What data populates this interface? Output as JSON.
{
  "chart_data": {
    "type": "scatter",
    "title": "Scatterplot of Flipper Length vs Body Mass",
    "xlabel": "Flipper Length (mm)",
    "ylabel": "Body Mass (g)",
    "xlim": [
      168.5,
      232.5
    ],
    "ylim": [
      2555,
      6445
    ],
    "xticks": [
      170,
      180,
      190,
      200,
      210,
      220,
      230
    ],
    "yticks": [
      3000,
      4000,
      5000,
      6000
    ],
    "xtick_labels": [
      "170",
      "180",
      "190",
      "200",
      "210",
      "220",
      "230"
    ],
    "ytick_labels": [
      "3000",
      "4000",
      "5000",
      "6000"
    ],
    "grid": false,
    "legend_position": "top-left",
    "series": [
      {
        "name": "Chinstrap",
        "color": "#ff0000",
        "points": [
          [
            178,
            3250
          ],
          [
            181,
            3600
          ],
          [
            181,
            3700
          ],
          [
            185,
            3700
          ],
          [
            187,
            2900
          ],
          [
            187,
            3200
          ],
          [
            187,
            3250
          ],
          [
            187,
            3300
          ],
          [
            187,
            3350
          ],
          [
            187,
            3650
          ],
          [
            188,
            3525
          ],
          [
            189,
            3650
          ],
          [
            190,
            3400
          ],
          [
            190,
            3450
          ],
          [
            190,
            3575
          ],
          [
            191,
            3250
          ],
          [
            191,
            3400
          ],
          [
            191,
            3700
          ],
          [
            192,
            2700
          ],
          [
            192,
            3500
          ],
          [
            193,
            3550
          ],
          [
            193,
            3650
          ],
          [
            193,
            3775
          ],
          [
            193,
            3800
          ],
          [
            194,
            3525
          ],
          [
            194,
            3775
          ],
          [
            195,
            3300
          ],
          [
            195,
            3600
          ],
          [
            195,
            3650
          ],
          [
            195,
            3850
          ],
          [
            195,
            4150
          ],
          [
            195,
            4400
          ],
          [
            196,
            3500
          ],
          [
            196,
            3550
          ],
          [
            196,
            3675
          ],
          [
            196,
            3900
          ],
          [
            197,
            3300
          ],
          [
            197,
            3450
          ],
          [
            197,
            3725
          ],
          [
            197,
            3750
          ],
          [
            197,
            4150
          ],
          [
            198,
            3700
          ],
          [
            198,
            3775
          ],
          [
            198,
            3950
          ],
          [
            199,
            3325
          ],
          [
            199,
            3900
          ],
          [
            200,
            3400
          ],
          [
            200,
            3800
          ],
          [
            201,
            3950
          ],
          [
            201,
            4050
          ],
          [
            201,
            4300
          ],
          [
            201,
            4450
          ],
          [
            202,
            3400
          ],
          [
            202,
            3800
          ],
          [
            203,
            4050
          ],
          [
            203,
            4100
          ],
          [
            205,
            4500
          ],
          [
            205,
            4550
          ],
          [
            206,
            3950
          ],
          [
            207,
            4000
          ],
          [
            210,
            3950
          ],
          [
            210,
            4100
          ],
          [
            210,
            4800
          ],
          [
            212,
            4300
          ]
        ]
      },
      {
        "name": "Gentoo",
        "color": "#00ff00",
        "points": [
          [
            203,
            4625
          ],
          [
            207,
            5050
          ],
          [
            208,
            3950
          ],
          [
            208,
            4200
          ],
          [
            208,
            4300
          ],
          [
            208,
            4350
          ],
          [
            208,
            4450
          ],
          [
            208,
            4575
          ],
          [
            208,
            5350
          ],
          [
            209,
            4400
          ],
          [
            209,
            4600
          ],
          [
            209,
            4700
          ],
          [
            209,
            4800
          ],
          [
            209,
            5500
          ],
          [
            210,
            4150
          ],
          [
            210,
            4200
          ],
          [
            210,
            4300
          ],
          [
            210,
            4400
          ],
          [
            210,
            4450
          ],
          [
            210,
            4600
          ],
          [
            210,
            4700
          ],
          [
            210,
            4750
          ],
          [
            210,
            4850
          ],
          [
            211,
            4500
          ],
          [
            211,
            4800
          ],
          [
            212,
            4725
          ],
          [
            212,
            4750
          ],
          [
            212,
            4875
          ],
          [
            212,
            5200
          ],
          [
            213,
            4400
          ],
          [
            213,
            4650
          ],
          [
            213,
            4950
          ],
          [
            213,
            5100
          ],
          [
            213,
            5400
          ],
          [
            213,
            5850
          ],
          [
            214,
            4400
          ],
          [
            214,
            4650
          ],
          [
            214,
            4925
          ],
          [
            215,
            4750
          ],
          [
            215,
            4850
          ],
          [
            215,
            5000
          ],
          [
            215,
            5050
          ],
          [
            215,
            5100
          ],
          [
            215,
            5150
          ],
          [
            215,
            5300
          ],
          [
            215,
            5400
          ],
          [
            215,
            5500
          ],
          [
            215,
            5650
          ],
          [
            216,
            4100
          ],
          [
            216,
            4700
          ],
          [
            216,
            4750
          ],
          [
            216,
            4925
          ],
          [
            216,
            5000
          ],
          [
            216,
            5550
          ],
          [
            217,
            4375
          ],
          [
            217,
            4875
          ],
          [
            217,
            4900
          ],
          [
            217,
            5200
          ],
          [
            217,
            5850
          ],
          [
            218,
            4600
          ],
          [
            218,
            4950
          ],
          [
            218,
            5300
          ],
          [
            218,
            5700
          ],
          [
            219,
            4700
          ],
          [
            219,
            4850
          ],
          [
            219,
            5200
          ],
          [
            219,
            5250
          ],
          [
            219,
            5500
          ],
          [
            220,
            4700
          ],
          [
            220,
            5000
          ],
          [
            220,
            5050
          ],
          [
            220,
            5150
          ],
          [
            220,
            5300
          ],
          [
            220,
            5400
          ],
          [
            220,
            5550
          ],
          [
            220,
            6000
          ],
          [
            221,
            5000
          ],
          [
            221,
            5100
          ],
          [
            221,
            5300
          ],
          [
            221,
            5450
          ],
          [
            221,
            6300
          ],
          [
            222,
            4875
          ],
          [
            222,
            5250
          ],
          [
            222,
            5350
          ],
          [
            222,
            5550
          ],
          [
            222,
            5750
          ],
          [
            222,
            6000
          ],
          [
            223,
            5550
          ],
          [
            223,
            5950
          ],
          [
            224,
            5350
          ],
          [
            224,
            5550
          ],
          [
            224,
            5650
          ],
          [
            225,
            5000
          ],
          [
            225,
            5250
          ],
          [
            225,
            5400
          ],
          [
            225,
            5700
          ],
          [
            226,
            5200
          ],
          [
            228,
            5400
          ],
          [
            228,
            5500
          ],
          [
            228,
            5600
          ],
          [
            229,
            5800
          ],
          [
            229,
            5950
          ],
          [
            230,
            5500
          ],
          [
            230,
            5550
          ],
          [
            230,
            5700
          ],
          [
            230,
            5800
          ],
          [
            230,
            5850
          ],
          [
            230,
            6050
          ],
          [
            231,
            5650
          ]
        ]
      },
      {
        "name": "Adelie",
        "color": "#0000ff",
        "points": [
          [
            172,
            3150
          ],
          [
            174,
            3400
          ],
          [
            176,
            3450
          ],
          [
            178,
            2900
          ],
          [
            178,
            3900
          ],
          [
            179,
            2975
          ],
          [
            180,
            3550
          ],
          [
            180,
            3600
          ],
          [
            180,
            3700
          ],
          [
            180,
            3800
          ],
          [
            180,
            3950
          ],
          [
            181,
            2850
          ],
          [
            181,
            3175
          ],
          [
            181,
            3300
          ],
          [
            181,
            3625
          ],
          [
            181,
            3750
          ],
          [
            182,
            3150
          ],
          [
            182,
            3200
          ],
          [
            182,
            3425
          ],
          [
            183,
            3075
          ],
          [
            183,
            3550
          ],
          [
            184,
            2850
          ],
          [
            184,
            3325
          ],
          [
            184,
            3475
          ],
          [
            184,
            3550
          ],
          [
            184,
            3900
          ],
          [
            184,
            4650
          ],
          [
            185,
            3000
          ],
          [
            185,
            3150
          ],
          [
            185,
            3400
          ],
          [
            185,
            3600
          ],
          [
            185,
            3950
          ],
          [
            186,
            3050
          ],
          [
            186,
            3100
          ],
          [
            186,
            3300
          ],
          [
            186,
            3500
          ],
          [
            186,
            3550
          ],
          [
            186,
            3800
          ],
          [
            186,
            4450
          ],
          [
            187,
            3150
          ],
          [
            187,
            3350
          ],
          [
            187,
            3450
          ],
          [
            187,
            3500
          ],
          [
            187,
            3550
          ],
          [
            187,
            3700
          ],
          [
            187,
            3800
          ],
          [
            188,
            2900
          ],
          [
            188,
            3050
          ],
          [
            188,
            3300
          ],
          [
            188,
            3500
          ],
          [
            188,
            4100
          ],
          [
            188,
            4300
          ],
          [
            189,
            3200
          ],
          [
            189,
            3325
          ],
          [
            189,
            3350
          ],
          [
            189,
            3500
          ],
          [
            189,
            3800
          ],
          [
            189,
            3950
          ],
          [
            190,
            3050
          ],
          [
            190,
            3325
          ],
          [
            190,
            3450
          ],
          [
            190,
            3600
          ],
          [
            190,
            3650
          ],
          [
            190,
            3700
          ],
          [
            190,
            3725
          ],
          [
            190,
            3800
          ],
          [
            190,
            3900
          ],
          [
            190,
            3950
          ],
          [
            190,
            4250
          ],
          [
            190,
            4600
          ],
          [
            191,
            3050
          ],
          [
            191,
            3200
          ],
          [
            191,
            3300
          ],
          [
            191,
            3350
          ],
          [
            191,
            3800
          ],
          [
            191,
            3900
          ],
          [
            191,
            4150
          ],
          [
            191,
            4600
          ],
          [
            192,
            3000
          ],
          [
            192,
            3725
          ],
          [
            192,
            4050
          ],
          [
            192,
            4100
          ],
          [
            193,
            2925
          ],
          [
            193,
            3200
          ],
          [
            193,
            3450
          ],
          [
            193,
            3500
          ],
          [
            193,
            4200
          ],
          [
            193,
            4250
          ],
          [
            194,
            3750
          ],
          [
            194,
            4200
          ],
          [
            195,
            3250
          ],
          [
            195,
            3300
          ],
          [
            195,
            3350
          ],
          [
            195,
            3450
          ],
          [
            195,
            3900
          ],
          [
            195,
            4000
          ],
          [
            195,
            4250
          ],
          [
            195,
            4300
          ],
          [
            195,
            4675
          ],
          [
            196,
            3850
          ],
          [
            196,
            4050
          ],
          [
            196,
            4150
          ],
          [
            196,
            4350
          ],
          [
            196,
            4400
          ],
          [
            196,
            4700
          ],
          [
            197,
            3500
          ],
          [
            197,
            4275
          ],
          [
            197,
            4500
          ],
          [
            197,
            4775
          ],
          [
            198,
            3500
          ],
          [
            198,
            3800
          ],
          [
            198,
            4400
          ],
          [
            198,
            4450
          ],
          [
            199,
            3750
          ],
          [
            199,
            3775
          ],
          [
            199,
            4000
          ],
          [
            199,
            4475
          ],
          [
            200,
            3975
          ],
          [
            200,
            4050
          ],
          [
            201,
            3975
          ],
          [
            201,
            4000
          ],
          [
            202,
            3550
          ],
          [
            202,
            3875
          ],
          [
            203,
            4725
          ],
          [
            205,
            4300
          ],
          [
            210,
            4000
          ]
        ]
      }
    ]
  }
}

→ DIRECTIVE
In the listing, find each line with the string "name" and copy it.

→ FINISHED ANSWER
        "name": "Chinstrap",
        "name": "Gentoo",
        "name": "Adelie",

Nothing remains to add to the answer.